*REQUIRED TASK*: Please restate the following records word for word.

Saved data entries:
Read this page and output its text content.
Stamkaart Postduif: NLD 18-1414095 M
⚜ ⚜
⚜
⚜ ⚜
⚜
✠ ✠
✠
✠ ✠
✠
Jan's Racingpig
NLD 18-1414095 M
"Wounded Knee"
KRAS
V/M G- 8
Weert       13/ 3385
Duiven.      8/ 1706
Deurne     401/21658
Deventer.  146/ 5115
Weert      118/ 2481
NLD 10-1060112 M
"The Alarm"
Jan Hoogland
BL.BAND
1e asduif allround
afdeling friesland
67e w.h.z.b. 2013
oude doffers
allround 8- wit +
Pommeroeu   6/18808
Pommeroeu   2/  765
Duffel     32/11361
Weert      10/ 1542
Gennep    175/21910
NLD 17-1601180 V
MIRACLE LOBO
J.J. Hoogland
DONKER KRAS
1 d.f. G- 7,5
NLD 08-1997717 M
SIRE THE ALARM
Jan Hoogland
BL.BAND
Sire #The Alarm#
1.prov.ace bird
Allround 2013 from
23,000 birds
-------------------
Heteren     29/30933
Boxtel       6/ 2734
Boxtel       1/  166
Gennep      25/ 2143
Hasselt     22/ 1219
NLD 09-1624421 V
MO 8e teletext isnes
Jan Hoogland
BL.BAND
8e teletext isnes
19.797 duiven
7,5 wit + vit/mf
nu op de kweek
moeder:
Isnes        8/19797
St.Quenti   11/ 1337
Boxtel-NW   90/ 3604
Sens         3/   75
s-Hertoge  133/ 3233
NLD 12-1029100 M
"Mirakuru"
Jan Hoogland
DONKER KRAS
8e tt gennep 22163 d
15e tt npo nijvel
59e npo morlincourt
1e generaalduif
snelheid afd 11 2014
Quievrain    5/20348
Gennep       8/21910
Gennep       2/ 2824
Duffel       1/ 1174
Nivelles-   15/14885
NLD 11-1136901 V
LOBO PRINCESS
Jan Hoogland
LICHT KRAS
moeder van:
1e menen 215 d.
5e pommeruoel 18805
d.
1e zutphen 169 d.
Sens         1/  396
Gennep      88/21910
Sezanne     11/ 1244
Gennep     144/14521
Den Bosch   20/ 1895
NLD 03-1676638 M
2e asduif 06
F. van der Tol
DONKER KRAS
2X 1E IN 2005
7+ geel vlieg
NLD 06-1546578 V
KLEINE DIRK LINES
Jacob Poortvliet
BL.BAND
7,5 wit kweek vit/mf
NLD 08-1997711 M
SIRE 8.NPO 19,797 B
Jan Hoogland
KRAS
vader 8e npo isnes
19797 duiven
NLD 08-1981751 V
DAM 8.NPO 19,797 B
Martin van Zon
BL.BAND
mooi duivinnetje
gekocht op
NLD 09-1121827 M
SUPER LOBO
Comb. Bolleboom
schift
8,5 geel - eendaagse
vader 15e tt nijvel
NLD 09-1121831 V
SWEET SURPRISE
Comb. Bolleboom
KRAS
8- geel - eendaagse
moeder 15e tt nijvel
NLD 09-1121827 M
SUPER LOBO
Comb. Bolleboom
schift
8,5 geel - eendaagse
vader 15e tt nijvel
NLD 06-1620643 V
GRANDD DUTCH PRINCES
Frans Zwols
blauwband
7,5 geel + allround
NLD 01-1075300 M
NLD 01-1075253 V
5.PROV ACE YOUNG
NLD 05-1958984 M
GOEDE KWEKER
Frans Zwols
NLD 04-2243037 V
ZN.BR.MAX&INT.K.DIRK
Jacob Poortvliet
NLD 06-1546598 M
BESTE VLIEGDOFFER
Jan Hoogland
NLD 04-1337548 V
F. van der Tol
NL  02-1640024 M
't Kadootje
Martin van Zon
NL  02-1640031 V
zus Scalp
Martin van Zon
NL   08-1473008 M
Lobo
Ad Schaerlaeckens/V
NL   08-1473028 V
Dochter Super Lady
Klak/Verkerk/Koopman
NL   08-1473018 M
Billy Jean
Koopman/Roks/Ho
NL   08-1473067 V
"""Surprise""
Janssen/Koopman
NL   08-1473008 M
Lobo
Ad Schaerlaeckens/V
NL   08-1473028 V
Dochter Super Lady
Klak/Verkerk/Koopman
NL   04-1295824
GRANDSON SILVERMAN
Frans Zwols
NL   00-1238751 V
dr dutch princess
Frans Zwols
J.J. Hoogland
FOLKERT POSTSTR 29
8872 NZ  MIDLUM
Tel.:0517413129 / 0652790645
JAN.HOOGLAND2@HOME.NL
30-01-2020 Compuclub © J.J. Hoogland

*SOLUTION TO THE PROBLEM*:
Read this page and output its text content.
Stamkaart Postduif: NLD 18-1414095 M
⚜ ⚜
⚜
⚜ ⚜
⚜
✠ ✠
✠
✠ ✠
✠
Jan's Racingpig
NLD 18-1414095 M
"Wounded Knee"
KRAS
V/M G- 8
Weert       13/ 3385
Duiven.      8/ 1706
Deurne     401/21658
Deventer.  146/ 5115
Weert      118/ 2481
NLD 10-1060112 M
"The Alarm"
Jan Hoogland
BL.BAND
1e asduif allround
afdeling friesland
67e w.h.z.b. 2013
oude doffers
allround 8- wit +
Pommeroeu   6/18808
Pommeroeu   2/  765
Duffel     32/11361
Weert      10/ 1542
Gennep    175/21910
NLD 17-1601180 V
MIRACLE LOBO
J.J. Hoogland
DONKER KRAS
1 d.f. G- 7,5
NLD 08-1997717 M
SIRE THE ALARM
Jan Hoogland
BL.BAND
Sire #The Alarm#
1.prov.ace bird
Allround 2013 from
23,000 birds
-------------------
Heteren     29/30933
Boxtel       6/ 2734
Boxtel       1/  166
Gennep      25/ 2143
Hasselt     22/ 1219
NLD 09-1624421 V
MO 8e teletext isnes
Jan Hoogland
BL.BAND
8e teletext isnes
19.797 duiven
7,5 wit + vit/mf
nu op de kweek
moeder:
Isnes        8/19797
St.Quenti   11/ 1337
Boxtel-NW   90/ 3604
Sens         3/   75
s-Hertoge  133/ 3233
NLD 12-1029100 M
"Mirakuru"
Jan Hoogland
DONKER KRAS
8e tt gennep 22163 d
15e tt npo nijvel
59e npo morlincourt
1e generaalduif
snelheid afd 11 2014
Quievrain    5/20348
Gennep       8/21910
Gennep       2/ 2824
Duffel       1/ 1174
Nivelles-   15/14885
NLD 11-1136901 V
LOBO PRINCESS
Jan Hoogland
LICHT KRAS
moeder van:
1e menen 215 d.
5e pommeruoel 18805
d.
1e zutphen 169 d.
Sens         1/  396
Gennep      88/21910
Sezanne     11/ 1244
Gennep     144/14521
Den Bosch   20/ 1895
NLD 03-1676638 M
2e asduif 06
F. van der Tol
DONKER KRAS
2X 1E IN 2005
7+ geel vlieg
NLD 06-1546578 V
KLEINE DIRK LINES
Jacob Poortvliet
BL.BAND
7,5 wit kweek vit/mf
NLD 08-1997711 M
SIRE 8.NPO 19,797 B
Jan Hoogland
KRAS
vader 8e npo isnes
19797 duiven
NLD 08-1981751 V
DAM 8.NPO 19,797 B
Martin van Zon
BL.BAND
mooi duivinnetje
gekocht op
NLD 09-1121827 M
SUPER LOBO
Comb. Bolleboom
schift
8,5 geel - eendaagse
vader 15e tt nijvel
NLD 09-1121831 V
SWEET SURPRISE
Comb. Bolleboom
KRAS
8- geel - eendaagse
moeder 15e tt nijvel
NLD 09-1121827 M
SUPER LOBO
Comb. Bolleboom
schift
8,5 geel - eendaagse
vader 15e tt nijvel
NLD 06-1620643 V
GRANDD DUTCH PRINCES
Frans Zwols
blauwband
7,5 geel + allround
NLD 01-1075300 M
NLD 01-1075253 V
5.PROV ACE YOUNG
NLD 05-1958984 M
GOEDE KWEKER
Frans Zwols
NLD 04-2243037 V
ZN.BR.MAX&INT.K.DIRK
Jacob Poortvliet
NLD 06-1546598 M
BESTE VLIEGDOFFER
Jan Hoogland
NLD 04-1337548 V
F. van der Tol
NL  02-1640024 M
't Kadootje
Martin van Zon
NL  02-1640031 V
zus Scalp
Martin van Zon
NL   08-1473008 M
Lobo
Ad Schaerlaeckens/V
NL   08-1473028 V
Dochter Super Lady
Klak/Verkerk/Koopman
NL   08-1473018 M
Billy Jean
Koopman/Roks/Ho
NL   08-1473067 V
"""Surprise""
Janssen/Koopman
NL   08-1473008 M
Lobo
Ad Schaerlaeckens/V
NL   08-1473028 V
Dochter Super Lady
Klak/Verkerk/Koopman
NL   04-1295824
GRANDSON SILVERMAN
Frans Zwols
NL   00-1238751 V
dr dutch princess
Frans Zwols
J.J. Hoogland
FOLKERT POSTSTR 29
8872 NZ  MIDLUM
Tel.:0517413129 / 0652790645
JAN.HOOGLAND2@HOME.NL
30-01-2020 Compuclub © J.J. Hoogland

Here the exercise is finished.